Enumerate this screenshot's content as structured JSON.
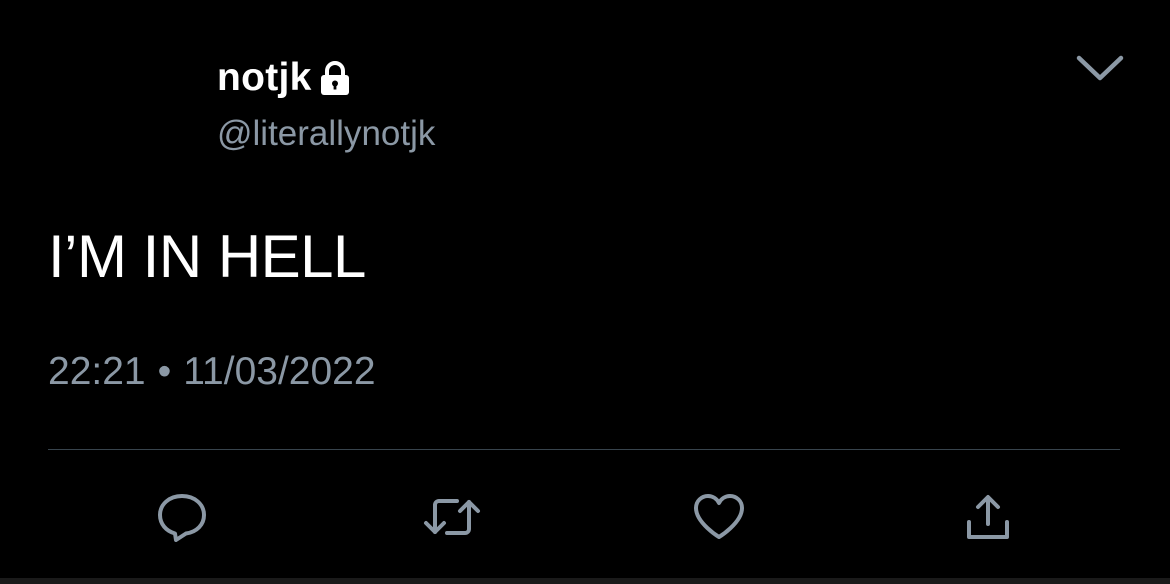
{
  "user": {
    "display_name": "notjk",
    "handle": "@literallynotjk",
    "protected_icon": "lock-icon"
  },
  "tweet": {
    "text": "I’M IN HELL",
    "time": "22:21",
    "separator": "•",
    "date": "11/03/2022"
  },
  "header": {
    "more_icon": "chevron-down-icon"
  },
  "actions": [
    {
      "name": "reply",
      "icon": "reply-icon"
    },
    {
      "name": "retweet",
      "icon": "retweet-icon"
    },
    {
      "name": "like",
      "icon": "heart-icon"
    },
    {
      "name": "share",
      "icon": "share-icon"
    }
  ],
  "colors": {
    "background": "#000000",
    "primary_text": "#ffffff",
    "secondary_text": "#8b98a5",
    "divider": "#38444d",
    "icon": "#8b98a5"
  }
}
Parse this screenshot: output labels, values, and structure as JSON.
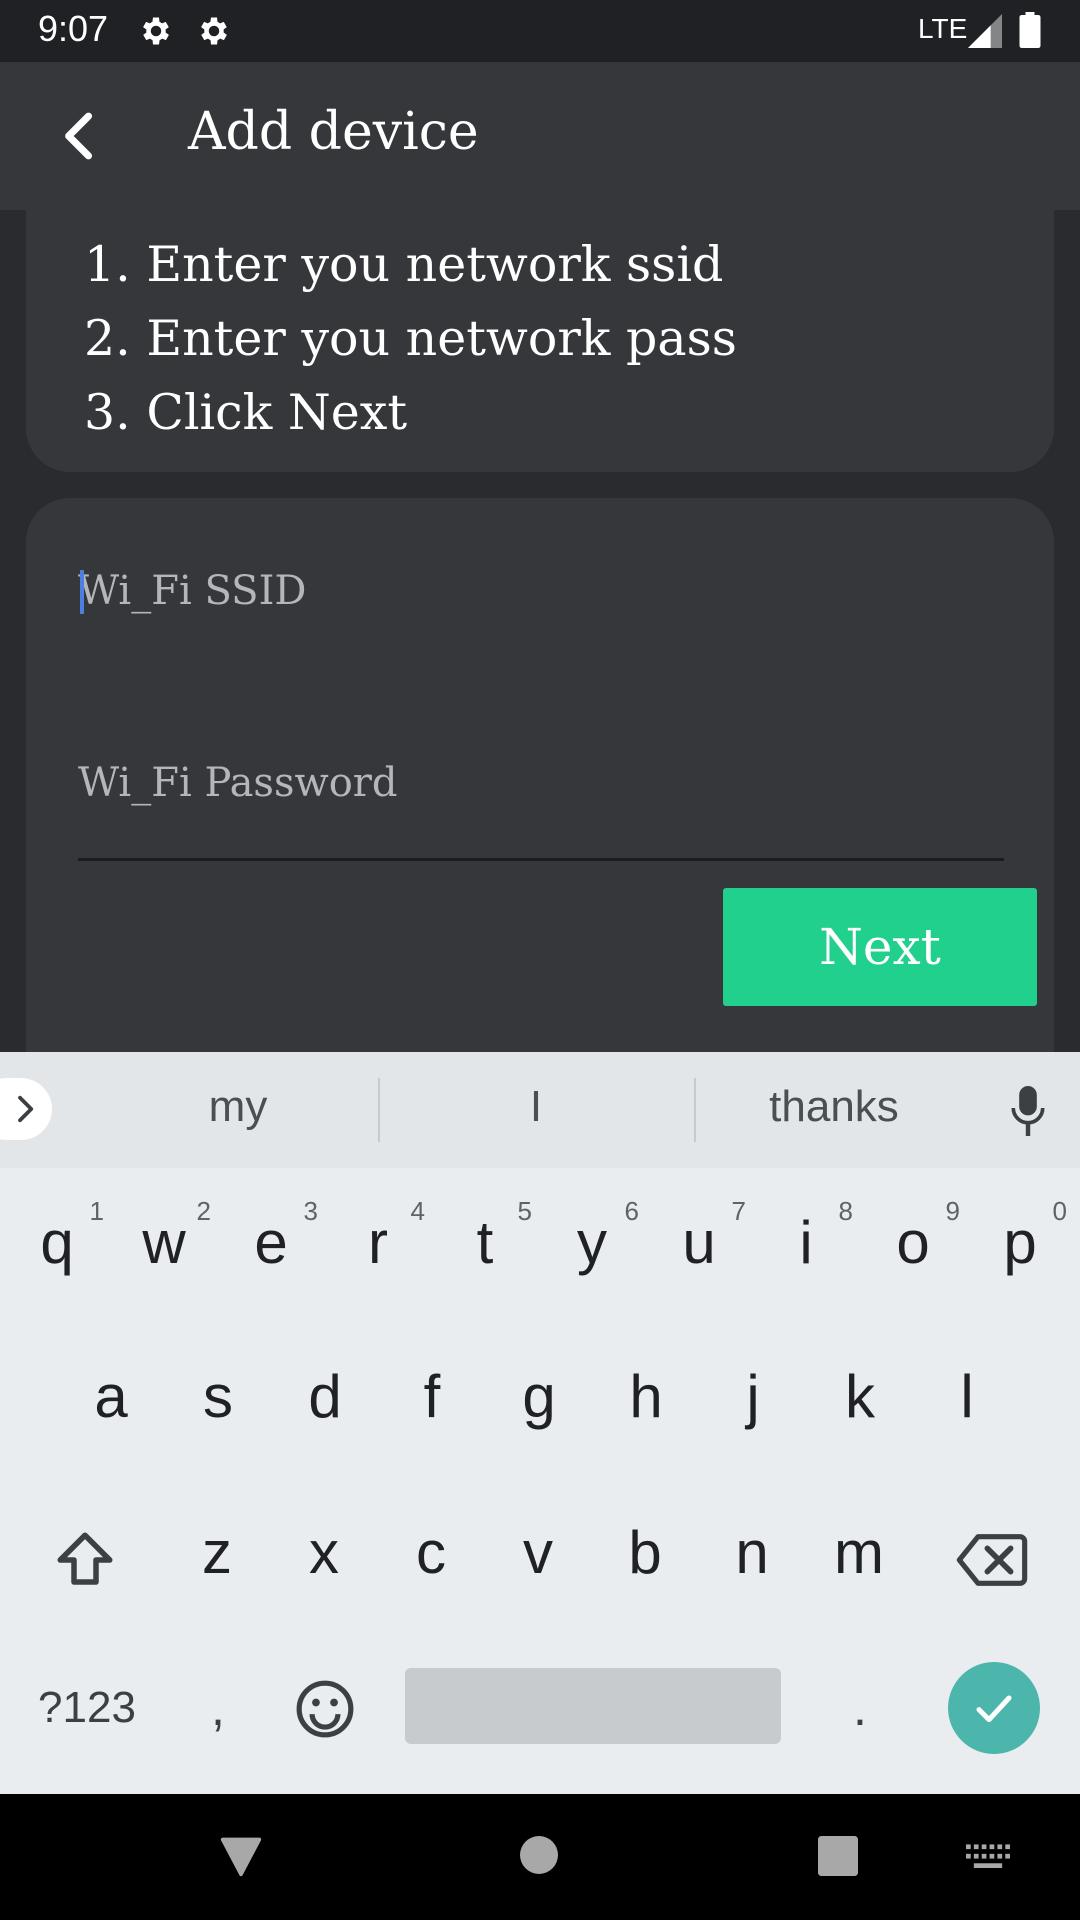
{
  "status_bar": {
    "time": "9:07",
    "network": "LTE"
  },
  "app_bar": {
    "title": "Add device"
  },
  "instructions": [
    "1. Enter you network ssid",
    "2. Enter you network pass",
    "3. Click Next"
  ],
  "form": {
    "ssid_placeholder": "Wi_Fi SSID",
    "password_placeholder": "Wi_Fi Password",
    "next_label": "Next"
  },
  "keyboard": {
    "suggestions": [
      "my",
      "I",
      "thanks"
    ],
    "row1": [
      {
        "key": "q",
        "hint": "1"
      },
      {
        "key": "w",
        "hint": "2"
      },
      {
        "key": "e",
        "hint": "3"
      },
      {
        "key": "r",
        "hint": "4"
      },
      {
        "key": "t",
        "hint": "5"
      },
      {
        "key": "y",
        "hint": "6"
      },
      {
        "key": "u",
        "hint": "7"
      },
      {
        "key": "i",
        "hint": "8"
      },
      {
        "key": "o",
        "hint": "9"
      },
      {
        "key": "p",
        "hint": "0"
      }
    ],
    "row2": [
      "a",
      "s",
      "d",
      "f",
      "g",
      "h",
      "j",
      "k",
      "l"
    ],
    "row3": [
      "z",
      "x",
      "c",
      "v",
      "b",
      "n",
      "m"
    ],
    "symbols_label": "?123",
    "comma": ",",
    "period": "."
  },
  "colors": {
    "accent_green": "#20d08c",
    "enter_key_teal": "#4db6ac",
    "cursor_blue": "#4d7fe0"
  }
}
◇ ◇ ◇
Out of the preceding entries, pull every line containing the string "screenshot".

Enumerate this screenshot's content as structured JSON.
Parse this screenshot: output labels, values, and structure as JSON.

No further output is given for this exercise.